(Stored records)
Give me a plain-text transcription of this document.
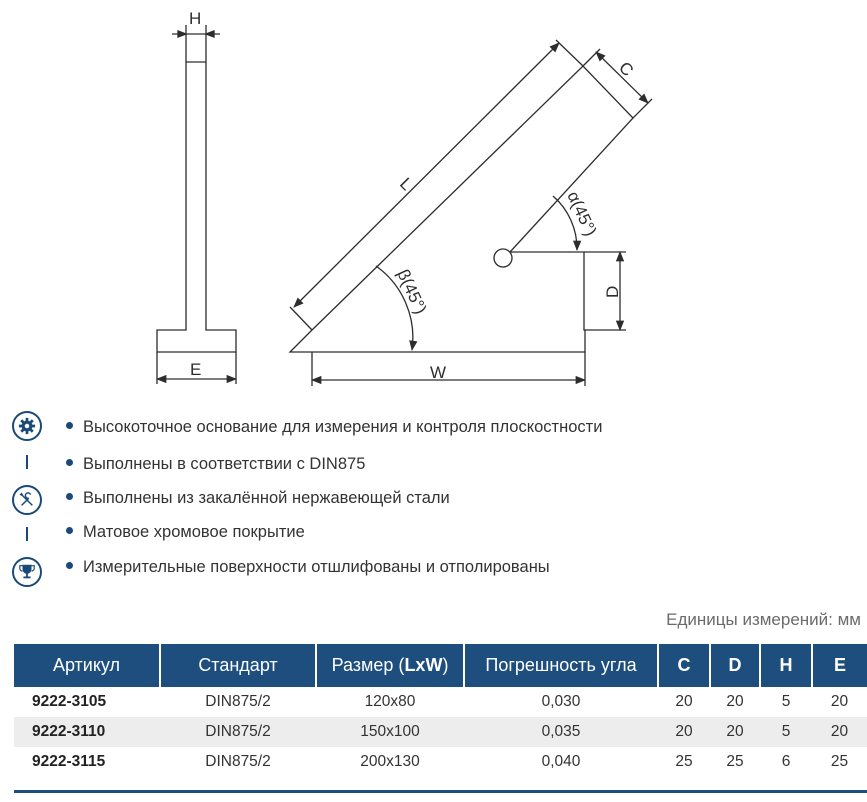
H
E
C
L
D
W
α(45°)
β(45°)
Высокоточное основание для измерения и контроля плоскостности
Выполнены в соответствии с DIN875
Выполнены из закалённой нержавеющей стали
Матовое хромовое покрытие
Измерительные поверхности отшлифованы и отполированы
Единицы измерений: мм
Артикул	Стандарт	Размер (LxW)	Погрешность угла	C	D	H	E
9222-3105	DIN875/2	120x80	0,030	20	20	5	20
9222-3110	DIN875/2	150x100	0,035	20	20	5	20
9222-3115	DIN875/2	200x130	0,040	25	25	6	25
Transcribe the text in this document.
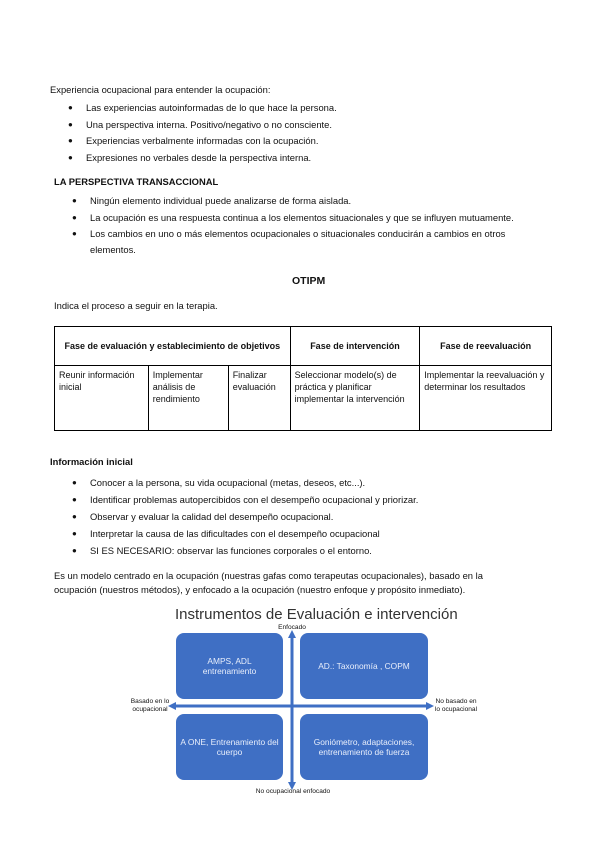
Experiencia ocupacional para entender la ocupación:
● Las experiencias autoinformadas de lo que hace la persona.
● Una perspectiva interna. Positivo/negativo o no consciente.
● Experiencias verbalmente informadas con la ocupación.
● Expresiones no verbales desde la perspectiva interna.
LA PERSPECTIVA TRANSACCIONAL
● Ningún elemento individual puede analizarse de forma aislada.
● La ocupación es una respuesta continua a los elementos situacionales y que se influyen mutuamente.
● Los cambios en uno o más elementos ocupacionales o situacionales conducirán a cambios en otros
elementos.
OTIPM
Indica el proceso a seguir en la terapia.
Fase de evaluación y establecimiento de objetivos			Fase de intervención	Fase de reevaluación
Reunir información inicial	Implementar análisis de rendimiento	Finalizar evaluación	Seleccionar modelo(s) de práctica y planificar implementar la intervención	Implementar la reevaluación y determinar los resultados
Información inicial
● Conocer a la persona, su vida ocupacional (metas, deseos, etc...).
● Identificar problemas autopercibidos con el desempeño ocupacional y priorizar.
● Observar y evaluar la calidad del desempeño ocupacional.
● Interpretar la causa de las dificultades con el desempeño ocupacional
● SI ES NECESARIO: observar las funciones corporales o el entorno.
Es un modelo centrado en la ocupación (nuestras gafas como terapeutas ocupacionales), basado en la
ocupación (nuestros métodos), y enfocado a la ocupación (nuestro enfoque y propósito inmediato).
Instrumentos de Evaluación e intervención
Enfocado
No ocupacional enfocado
Basado en lo
ocupacional
No basado en
lo ocupacional
AMPS, ADL entrenamiento
AD.: Taxonomía , COPM
A ONE, Entrenamiento del cuerpo
Goniómetro, adaptaciones, entrenamiento de fuerza
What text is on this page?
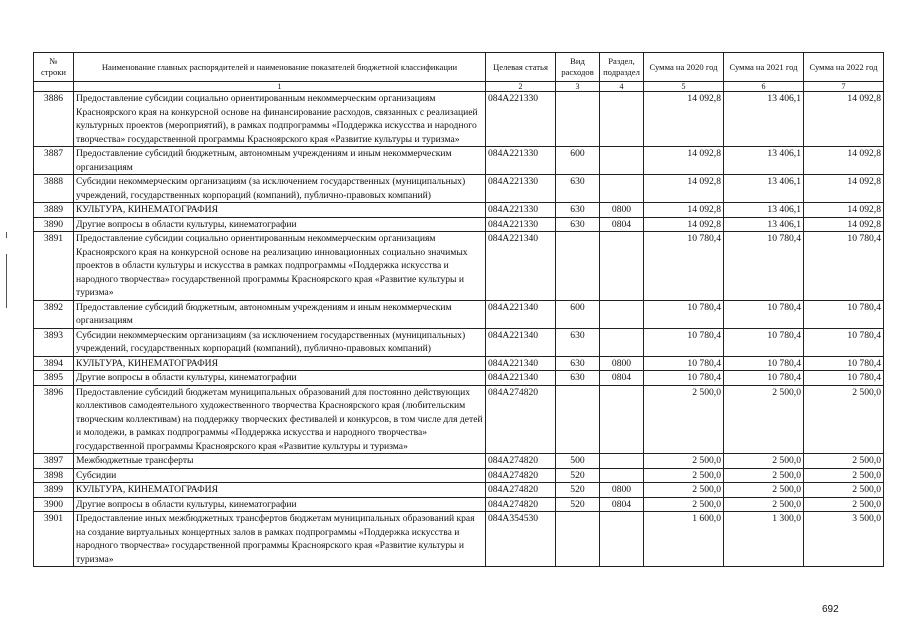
№ строки	Наименование главных распорядителей и наименование показателей бюджетной классификации	Целевая статья	Вид расходов	Раздел, подраздел	Сумма на 2020 год	Сумма на 2021 год	Сумма на 2022 год
	1	2	3	4	5	6	7
3886	Предоставление субсидии социально ориентированным некоммерческим организациям Красноярского края на конкурсной основе на финансирование расходов, связанных с реализацией культурных проектов (мероприятий), в рамках подпрограммы «Поддержка искусства и народного творчества» государственной программы Красноярского края «Развитие культуры и туризма»	084A221330			14 092,8	13 406,1	14 092,8
3887	Предоставление субсидий бюджетным, автономным учреждениям и иным некоммерческим организациям	084A221330	600		14 092,8	13 406,1	14 092,8
3888	Субсидии некоммерческим организациям (за исключением государственных (муниципальных) учреждений, государственных корпораций (компаний), публично-правовых компаний)	084A221330	630		14 092,8	13 406,1	14 092,8
3889	КУЛЬТУРА, КИНЕМАТОГРАФИЯ	084A221330	630	0800	14 092,8	13 406,1	14 092,8
3890	Другие вопросы в области культуры, кинематографии	084A221330	630	0804	14 092,8	13 406,1	14 092,8
3891	Предоставление субсидии социально ориентированным некоммерческим организациям Красноярского края на конкурсной основе на реализацию инновационных социально значимых проектов в области культуры и искусства в рамках подпрограммы «Поддержка искусства и народного творчества» государственной программы Красноярского края «Развитие культуры и туризма»	084A221340			10 780,4	10 780,4	10 780,4
3892	Предоставление субсидий бюджетным, автономным учреждениям и иным некоммерческим организациям	084A221340	600		10 780,4	10 780,4	10 780,4
3893	Субсидии некоммерческим организациям (за исключением государственных (муниципальных) учреждений, государственных корпораций (компаний), публично-правовых компаний)	084A221340	630		10 780,4	10 780,4	10 780,4
3894	КУЛЬТУРА, КИНЕМАТОГРАФИЯ	084A221340	630	0800	10 780,4	10 780,4	10 780,4
3895	Другие вопросы в области культуры, кинематографии	084A221340	630	0804	10 780,4	10 780,4	10 780,4
3896	Предоставление субсидий бюджетам муниципальных образований для постоянно действующих коллективов самодеятельного художественного творчества Красноярского края (любительским творческим коллективам) на поддержку творческих фестивалей и конкурсов, в том числе для детей и молодежи, в рамках подпрограммы «Поддержка искусства и народного творчества» государственной программы Красноярского края «Развитие культуры и туризма»	084A274820			2 500,0	2 500,0	2 500,0
3897	Межбюджетные трансферты	084A274820	500		2 500,0	2 500,0	2 500,0
3898	Субсидии	084A274820	520		2 500,0	2 500,0	2 500,0
3899	КУЛЬТУРА, КИНЕМАТОГРАФИЯ	084A274820	520	0800	2 500,0	2 500,0	2 500,0
3900	Другие вопросы в области культуры, кинематографии	084A274820	520	0804	2 500,0	2 500,0	2 500,0
3901	Предоставление иных межбюджетных трансфертов бюджетам муниципальных образований края на создание виртуальных концертных залов в рамках подпрограммы «Поддержка искусства и народного творчества» государственной программы Красноярского края «Развитие культуры и туризма»	084A354530			1 600,0	1 300,0	3 500,0
692
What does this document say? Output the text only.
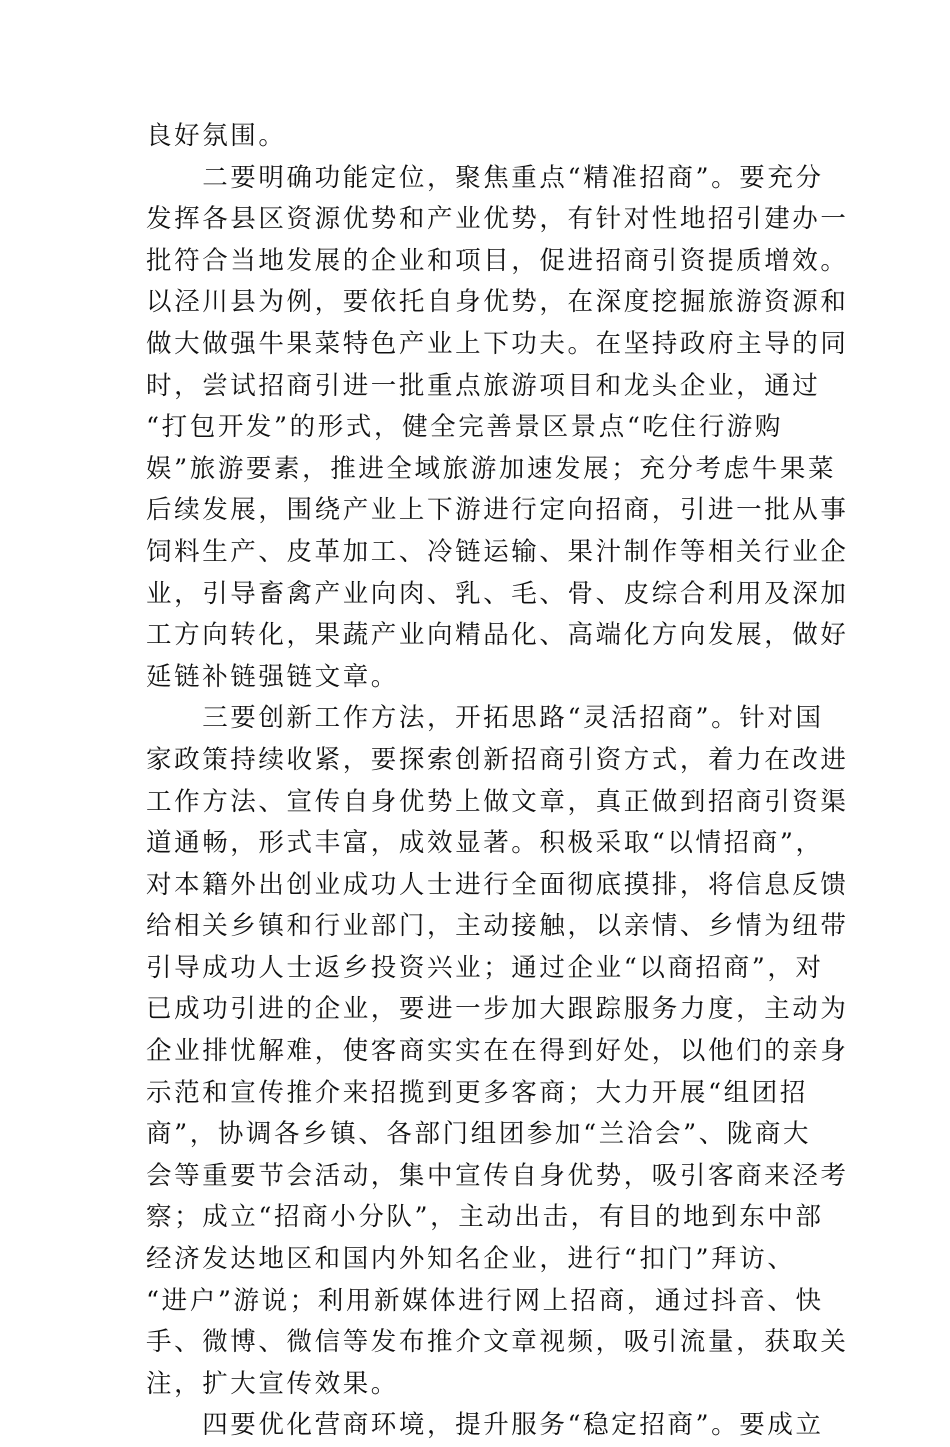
良好氛围。
　　二要明确功能定位，聚焦重点“精准招商”。要充分
发挥各县区资源优势和产业优势，有针对性地招引建办一
批符合当地发展的企业和项目，促进招商引资提质增效。
以泾川县为例，要依托自身优势，在深度挖掘旅游资源和
做大做强牛果菜特色产业上下功夫。在坚持政府主导的同
时，尝试招商引进一批重点旅游项目和龙头企业，通过
“打包开发”的形式，健全完善景区景点“吃住行游购
娱”旅游要素，推进全域旅游加速发展；充分考虑牛果菜
后续发展，围绕产业上下游进行定向招商，引进一批从事
饲料生产、皮革加工、冷链运输、果汁制作等相关行业企
业，引导畜禽产业向肉、乳、毛、骨、皮综合利用及深加
工方向转化，果蔬产业向精品化、高端化方向发展，做好
延链补链强链文章。
　　三要创新工作方法，开拓思路“灵活招商”。针对国
家政策持续收紧，要探索创新招商引资方式，着力在改进
工作方法、宣传自身优势上做文章，真正做到招商引资渠
道通畅，形式丰富，成效显著。积极采取“以情招商”，
对本籍外出创业成功人士进行全面彻底摸排，将信息反馈
给相关乡镇和行业部门，主动接触，以亲情、乡情为纽带
引导成功人士返乡投资兴业；通过企业“以商招商”，对
已成功引进的企业，要进一步加大跟踪服务力度，主动为
企业排忧解难，使客商实实在在得到好处，以他们的亲身
示范和宣传推介来招揽到更多客商；大力开展“组团招
商”，协调各乡镇、各部门组团参加“兰洽会”、陇商大
会等重要节会活动，集中宣传自身优势，吸引客商来泾考
察；成立“招商小分队”，主动出击，有目的地到东中部
经济发达地区和国内外知名企业，进行“扣门”拜访、
“进户”游说；利用新媒体进行网上招商，通过抖音、快
手、微博、微信等发布推介文章视频，吸引流量，获取关
注，扩大宣传效果。
　　四要优化营商环境，提升服务“稳定招商”。要成立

PROMPT :: Copy out every line in the listing where the word "творчества" appears.

SOLUTION TO THIS EXERCISE ::
3886	Предоставление субсидии социально ориентированным некоммерческим организациям Красноярского края на конкурсной основе на финансирование расходов, связанных с реализацией культурных проектов (мероприятий), в рамках подпрограммы «Поддержка искусства и народного творчества» государственной программы Красноярского края «Развитие культуры и туризма»	084A221330			14 092,8	13 406,1	14 092,8
3891	Предоставление субсидии социально ориентированным некоммерческим организациям Красноярского края на конкурсной основе на реализацию инновационных социально значимых проектов в области культуры и искусства в рамках подпрограммы «Поддержка искусства и народного творчества» государственной программы Красноярского края «Развитие культуры и туризма»	084A221340			10 780,4	10 780,4	10 780,4
3896	Предоставление субсидий бюджетам муниципальных образований для постоянно действующих коллективов самодеятельного художественного творчества Красноярского края (любительским творческим коллективам) на поддержку творческих фестивалей и конкурсов, в том числе для детей и молодежи, в рамках подпрограммы «Поддержка искусства и народного творчества» государственной программы Красноярского края «Развитие культуры и туризма»	084A274820			2 500,0	2 500,0	2 500,0
3901	Предоставление иных межбюджетных трансфертов бюджетам муниципальных образований края на создание виртуальных концертных залов в рамках подпрограммы «Поддержка искусства и народного творчества» государственной программы Красноярского края «Развитие культуры и туризма»	084A354530			1 600,0	1 300,0	3 500,0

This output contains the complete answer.